Start of Record list

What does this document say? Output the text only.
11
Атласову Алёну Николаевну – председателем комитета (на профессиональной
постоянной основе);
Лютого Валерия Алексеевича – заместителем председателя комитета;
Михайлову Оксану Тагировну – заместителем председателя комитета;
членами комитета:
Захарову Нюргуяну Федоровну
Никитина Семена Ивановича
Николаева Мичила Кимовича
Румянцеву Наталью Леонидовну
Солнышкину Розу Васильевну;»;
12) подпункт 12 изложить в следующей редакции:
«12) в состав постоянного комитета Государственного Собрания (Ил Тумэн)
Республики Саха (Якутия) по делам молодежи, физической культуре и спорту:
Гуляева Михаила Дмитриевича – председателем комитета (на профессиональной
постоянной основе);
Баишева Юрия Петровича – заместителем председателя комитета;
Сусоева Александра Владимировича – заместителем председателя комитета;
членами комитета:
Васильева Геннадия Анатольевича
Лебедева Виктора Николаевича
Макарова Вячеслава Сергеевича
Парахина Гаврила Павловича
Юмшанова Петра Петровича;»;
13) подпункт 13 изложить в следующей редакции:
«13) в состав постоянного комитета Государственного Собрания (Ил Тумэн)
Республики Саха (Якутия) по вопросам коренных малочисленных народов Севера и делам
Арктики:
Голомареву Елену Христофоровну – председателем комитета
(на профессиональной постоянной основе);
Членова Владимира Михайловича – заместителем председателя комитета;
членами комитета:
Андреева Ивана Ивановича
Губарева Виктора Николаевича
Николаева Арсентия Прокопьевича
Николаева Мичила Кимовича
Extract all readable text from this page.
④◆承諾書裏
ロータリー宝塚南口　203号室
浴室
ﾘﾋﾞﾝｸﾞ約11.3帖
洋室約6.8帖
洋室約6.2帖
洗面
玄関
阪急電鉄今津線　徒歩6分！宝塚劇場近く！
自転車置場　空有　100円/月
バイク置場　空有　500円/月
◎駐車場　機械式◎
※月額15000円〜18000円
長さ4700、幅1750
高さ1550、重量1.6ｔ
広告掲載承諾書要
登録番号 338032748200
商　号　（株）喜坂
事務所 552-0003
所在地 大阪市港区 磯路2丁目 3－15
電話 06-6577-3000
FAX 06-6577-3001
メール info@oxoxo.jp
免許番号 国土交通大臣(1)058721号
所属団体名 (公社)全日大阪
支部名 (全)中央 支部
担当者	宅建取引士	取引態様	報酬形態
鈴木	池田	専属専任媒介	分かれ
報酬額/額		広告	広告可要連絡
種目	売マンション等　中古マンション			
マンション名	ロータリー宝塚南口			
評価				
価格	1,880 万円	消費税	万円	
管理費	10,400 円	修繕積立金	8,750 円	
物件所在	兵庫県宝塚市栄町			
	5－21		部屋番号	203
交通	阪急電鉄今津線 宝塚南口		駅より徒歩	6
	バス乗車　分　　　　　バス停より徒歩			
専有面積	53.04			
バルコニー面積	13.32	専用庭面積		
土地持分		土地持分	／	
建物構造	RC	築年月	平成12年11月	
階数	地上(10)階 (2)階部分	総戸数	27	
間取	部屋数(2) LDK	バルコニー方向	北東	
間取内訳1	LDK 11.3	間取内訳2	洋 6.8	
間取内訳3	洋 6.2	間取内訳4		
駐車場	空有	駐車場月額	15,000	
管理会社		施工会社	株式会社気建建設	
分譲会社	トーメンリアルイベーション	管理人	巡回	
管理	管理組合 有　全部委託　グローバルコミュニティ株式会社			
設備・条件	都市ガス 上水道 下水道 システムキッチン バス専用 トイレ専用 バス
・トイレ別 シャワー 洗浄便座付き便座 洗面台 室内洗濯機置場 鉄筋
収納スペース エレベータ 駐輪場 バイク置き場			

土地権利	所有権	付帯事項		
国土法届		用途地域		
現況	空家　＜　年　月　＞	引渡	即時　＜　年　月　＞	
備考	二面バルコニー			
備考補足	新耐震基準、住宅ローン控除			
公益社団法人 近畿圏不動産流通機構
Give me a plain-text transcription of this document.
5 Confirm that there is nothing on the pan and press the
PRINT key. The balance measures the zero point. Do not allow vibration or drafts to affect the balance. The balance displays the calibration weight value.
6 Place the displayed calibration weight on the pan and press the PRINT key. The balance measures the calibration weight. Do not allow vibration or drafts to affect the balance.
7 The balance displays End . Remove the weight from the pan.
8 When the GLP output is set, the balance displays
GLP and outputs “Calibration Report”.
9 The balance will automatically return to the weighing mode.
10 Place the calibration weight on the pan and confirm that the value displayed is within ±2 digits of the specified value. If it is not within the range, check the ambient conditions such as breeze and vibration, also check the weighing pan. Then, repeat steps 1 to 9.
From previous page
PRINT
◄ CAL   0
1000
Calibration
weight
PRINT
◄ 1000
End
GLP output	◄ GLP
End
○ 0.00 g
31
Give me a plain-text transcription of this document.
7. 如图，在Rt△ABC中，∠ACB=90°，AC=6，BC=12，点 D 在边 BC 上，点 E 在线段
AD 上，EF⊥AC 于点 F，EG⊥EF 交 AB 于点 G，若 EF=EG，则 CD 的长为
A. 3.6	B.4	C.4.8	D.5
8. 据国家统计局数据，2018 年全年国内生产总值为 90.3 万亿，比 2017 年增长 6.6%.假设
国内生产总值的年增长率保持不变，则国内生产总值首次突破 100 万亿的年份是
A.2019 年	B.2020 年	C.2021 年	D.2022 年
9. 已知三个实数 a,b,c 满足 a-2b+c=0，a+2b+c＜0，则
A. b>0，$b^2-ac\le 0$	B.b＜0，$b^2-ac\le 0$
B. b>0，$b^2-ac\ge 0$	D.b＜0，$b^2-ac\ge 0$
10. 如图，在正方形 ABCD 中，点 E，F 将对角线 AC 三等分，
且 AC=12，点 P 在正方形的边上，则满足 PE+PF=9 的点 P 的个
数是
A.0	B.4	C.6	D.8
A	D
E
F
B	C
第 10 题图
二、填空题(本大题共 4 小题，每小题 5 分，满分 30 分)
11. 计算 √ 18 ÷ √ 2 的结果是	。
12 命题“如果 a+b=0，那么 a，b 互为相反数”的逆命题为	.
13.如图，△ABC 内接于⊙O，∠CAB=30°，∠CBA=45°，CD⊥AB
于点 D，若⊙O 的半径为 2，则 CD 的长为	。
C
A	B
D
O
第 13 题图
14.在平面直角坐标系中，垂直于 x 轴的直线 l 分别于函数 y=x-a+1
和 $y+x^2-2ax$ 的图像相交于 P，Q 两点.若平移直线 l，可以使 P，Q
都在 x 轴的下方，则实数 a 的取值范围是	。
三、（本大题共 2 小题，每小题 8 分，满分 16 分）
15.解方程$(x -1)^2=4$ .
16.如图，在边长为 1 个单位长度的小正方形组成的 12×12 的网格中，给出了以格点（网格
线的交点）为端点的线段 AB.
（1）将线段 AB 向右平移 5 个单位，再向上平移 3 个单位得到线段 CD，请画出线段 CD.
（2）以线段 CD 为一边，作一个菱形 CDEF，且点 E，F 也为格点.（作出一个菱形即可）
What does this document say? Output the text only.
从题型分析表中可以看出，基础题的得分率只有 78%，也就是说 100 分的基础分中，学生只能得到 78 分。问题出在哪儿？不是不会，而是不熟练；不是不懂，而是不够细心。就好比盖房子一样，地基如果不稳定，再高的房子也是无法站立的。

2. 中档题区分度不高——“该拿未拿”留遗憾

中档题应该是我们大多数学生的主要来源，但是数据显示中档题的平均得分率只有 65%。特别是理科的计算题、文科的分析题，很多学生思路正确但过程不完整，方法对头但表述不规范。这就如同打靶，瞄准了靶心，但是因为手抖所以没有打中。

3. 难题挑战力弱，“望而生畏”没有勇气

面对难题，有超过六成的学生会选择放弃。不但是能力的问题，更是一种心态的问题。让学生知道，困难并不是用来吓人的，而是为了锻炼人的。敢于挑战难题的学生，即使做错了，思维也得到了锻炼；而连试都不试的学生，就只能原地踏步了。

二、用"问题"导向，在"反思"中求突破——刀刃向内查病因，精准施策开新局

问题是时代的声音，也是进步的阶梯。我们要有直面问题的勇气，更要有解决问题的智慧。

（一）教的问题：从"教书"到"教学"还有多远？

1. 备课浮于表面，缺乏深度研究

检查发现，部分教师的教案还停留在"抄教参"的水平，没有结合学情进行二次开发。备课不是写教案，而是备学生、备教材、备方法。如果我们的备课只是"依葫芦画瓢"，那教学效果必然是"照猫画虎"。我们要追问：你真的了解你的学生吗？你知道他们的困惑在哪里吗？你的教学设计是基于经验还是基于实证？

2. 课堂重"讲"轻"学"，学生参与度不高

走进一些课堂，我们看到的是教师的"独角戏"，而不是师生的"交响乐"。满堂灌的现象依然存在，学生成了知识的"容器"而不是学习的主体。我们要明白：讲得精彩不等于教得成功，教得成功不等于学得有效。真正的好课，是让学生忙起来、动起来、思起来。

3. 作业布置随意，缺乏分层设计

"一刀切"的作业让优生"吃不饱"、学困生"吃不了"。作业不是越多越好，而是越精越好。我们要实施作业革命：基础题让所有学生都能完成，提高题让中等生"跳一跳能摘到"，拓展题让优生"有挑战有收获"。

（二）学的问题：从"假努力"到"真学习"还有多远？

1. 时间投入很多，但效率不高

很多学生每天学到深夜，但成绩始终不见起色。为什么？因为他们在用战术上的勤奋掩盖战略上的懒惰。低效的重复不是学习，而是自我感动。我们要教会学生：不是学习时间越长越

End of Record list

What is needed
Only the number is wanted: how many lines of the material contain the word "displays"?

Response
3